- _Consigne_: Recopiez les lignes de tous les enregistrements en remplaçant chaque occurrence de « chevron-right-icon » par « next-chevron-icon », sans rien changer d'autre.

[Données]
####

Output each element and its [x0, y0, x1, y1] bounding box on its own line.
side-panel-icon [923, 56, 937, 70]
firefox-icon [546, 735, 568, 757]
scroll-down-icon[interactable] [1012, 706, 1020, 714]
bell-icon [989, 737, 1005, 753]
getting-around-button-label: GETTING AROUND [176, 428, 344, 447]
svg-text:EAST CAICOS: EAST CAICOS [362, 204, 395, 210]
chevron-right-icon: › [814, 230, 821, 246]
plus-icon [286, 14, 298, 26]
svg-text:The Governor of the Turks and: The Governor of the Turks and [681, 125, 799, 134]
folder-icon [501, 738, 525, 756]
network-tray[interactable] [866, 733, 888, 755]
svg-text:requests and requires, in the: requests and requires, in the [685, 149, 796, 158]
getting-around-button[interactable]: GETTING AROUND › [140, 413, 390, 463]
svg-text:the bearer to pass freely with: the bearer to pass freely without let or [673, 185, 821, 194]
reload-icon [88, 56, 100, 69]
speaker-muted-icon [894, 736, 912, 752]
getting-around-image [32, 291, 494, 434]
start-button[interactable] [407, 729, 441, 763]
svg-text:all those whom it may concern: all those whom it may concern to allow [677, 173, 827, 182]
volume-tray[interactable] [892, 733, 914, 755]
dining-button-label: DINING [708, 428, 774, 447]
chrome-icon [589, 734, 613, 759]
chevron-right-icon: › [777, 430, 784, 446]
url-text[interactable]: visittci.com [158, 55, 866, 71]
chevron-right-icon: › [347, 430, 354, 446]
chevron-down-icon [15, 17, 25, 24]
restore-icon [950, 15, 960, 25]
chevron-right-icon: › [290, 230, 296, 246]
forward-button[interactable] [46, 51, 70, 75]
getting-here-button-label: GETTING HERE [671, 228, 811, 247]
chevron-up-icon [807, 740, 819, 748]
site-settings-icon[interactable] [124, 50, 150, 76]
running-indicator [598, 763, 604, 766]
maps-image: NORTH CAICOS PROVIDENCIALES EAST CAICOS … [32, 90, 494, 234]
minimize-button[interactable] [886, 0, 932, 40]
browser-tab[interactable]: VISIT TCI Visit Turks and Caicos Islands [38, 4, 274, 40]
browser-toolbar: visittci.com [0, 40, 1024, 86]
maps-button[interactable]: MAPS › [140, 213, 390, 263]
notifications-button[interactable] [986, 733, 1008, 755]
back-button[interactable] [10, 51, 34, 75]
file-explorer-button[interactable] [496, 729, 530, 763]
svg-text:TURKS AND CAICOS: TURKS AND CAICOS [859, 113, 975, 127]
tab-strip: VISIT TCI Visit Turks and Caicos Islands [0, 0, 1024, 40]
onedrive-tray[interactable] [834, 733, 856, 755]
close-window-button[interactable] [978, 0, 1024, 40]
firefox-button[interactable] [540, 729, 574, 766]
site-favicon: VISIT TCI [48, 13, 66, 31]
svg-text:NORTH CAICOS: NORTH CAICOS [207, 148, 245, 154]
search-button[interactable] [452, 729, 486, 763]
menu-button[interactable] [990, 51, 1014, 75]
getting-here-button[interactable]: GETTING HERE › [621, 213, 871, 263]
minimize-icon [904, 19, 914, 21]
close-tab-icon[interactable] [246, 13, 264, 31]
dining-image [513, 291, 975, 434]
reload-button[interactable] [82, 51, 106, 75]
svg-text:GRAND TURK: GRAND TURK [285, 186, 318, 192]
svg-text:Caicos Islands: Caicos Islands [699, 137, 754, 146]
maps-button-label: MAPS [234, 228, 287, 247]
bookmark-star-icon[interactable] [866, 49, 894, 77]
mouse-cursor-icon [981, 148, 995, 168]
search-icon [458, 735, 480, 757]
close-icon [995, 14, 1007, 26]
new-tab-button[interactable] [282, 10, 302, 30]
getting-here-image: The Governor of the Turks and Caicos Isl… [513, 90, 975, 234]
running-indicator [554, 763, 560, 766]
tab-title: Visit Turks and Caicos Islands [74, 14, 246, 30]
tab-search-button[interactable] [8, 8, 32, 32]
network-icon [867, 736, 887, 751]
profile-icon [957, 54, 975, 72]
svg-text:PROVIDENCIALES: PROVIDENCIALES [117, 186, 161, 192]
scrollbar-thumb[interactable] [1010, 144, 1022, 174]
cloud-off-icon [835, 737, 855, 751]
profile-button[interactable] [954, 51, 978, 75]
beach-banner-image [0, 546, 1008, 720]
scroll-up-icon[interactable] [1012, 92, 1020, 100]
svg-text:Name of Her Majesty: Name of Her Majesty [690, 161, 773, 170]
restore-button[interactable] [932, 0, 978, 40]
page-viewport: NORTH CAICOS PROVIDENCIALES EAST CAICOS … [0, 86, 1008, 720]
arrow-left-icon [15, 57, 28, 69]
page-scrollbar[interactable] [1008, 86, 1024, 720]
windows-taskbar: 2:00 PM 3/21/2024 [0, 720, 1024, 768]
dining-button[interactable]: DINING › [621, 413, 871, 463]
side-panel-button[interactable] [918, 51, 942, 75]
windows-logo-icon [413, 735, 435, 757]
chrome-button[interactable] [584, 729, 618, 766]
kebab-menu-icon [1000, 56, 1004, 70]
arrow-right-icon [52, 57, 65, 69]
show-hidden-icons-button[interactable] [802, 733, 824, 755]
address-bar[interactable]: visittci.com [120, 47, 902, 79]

####

- _Réponse_:
Output each element and its [x0, y0, x1, y1] bounding box on its own line.
side-panel-icon [923, 56, 937, 70]
firefox-icon [546, 735, 568, 757]
scroll-down-icon[interactable] [1012, 706, 1020, 714]
bell-icon [989, 737, 1005, 753]
getting-around-button-label: GETTING AROUND [176, 428, 344, 447]
svg-text:EAST CAICOS: EAST CAICOS [362, 204, 395, 210]
next-chevron-icon: › [814, 230, 821, 246]
plus-icon [286, 14, 298, 26]
svg-text:The Governor of the Turks and: The Governor of the Turks and [681, 125, 799, 134]
folder-icon [501, 738, 525, 756]
network-tray[interactable] [866, 733, 888, 755]
svg-text:requests and requires, in the: requests and requires, in the [685, 149, 796, 158]
getting-around-button[interactable]: GETTING AROUND › [140, 413, 390, 463]
svg-text:the bearer to pass freely with: the bearer to pass freely without let or [673, 185, 821, 194]
reload-icon [88, 56, 100, 69]
speaker-muted-icon [894, 736, 912, 752]
getting-around-image [32, 291, 494, 434]
start-button[interactable] [407, 729, 441, 763]
svg-text:all those whom it may concern: all those whom it may concern to allow [677, 173, 827, 182]
volume-tray[interactable] [892, 733, 914, 755]
dining-button-label: DINING [708, 428, 774, 447]
chrome-icon [589, 734, 613, 759]
next-chevron-icon: › [777, 430, 784, 446]
url-text[interactable]: visittci.com [158, 55, 866, 71]
next-chevron-icon: › [347, 430, 354, 446]
chevron-down-icon [15, 17, 25, 24]
restore-icon [950, 15, 960, 25]
next-chevron-icon: › [290, 230, 296, 246]
forward-button[interactable] [46, 51, 70, 75]
getting-here-button-label: GETTING HERE [671, 228, 811, 247]
chevron-up-icon [807, 740, 819, 748]
site-settings-icon[interactable] [124, 50, 150, 76]
running-indicator [598, 763, 604, 766]
maps-image: NORTH CAICOS PROVIDENCIALES EAST CAICOS … [32, 90, 494, 234]
minimize-button[interactable] [886, 0, 932, 40]
browser-tab[interactable]: VISIT TCI Visit Turks and Caicos Islands [38, 4, 274, 40]
browser-toolbar: visittci.com [0, 40, 1024, 86]
maps-button[interactable]: MAPS › [140, 213, 390, 263]
notifications-button[interactable] [986, 733, 1008, 755]
back-button[interactable] [10, 51, 34, 75]
file-explorer-button[interactable] [496, 729, 530, 763]
svg-text:TURKS AND CAICOS: TURKS AND CAICOS [859, 113, 975, 127]
tab-strip: VISIT TCI Visit Turks and Caicos Islands [0, 0, 1024, 40]
onedrive-tray[interactable] [834, 733, 856, 755]
close-window-button[interactable] [978, 0, 1024, 40]
firefox-button[interactable] [540, 729, 574, 766]
site-favicon: VISIT TCI [48, 13, 66, 31]
svg-text:NORTH CAICOS: NORTH CAICOS [207, 148, 245, 154]
search-button[interactable] [452, 729, 486, 763]
menu-button[interactable] [990, 51, 1014, 75]
getting-here-button[interactable]: GETTING HERE › [621, 213, 871, 263]
minimize-icon [904, 19, 914, 21]
close-tab-icon[interactable] [246, 13, 264, 31]
dining-image [513, 291, 975, 434]
reload-button[interactable] [82, 51, 106, 75]
svg-text:GRAND TURK: GRAND TURK [285, 186, 318, 192]
svg-text:Caicos Islands: Caicos Islands [699, 137, 754, 146]
maps-button-label: MAPS [234, 228, 287, 247]
bookmark-star-icon[interactable] [866, 49, 894, 77]
mouse-cursor-icon [981, 148, 995, 168]
search-icon [458, 735, 480, 757]
close-icon [995, 14, 1007, 26]
new-tab-button[interactable] [282, 10, 302, 30]
getting-here-image: The Governor of the Turks and Caicos Isl… [513, 90, 975, 234]
running-indicator [554, 763, 560, 766]
tab-title: Visit Turks and Caicos Islands [74, 14, 246, 30]
tab-search-button[interactable] [8, 8, 32, 32]
network-icon [867, 736, 887, 751]
profile-icon [957, 54, 975, 72]
svg-text:PROVIDENCIALES: PROVIDENCIALES [117, 186, 161, 192]
scrollbar-thumb[interactable] [1010, 144, 1022, 174]
cloud-off-icon [835, 737, 855, 751]
profile-button[interactable] [954, 51, 978, 75]
beach-banner-image [0, 546, 1008, 720]
scroll-up-icon[interactable] [1012, 92, 1020, 100]
svg-text:Name of Her Majesty: Name of Her Majesty [690, 161, 773, 170]
restore-button[interactable] [932, 0, 978, 40]
page-viewport: NORTH CAICOS PROVIDENCIALES EAST CAICOS … [0, 86, 1008, 720]
arrow-left-icon [15, 57, 28, 69]
page-scrollbar[interactable] [1008, 86, 1024, 720]
windows-taskbar: 2:00 PM 3/21/2024 [0, 720, 1024, 768]
dining-button[interactable]: DINING › [621, 413, 871, 463]
side-panel-button[interactable] [918, 51, 942, 75]
windows-logo-icon [413, 735, 435, 757]
chrome-button[interactable] [584, 729, 618, 766]
kebab-menu-icon [1000, 56, 1004, 70]
arrow-right-icon [52, 57, 65, 69]
show-hidden-icons-button[interactable] [802, 733, 824, 755]
address-bar[interactable]: visittci.com [120, 47, 902, 79]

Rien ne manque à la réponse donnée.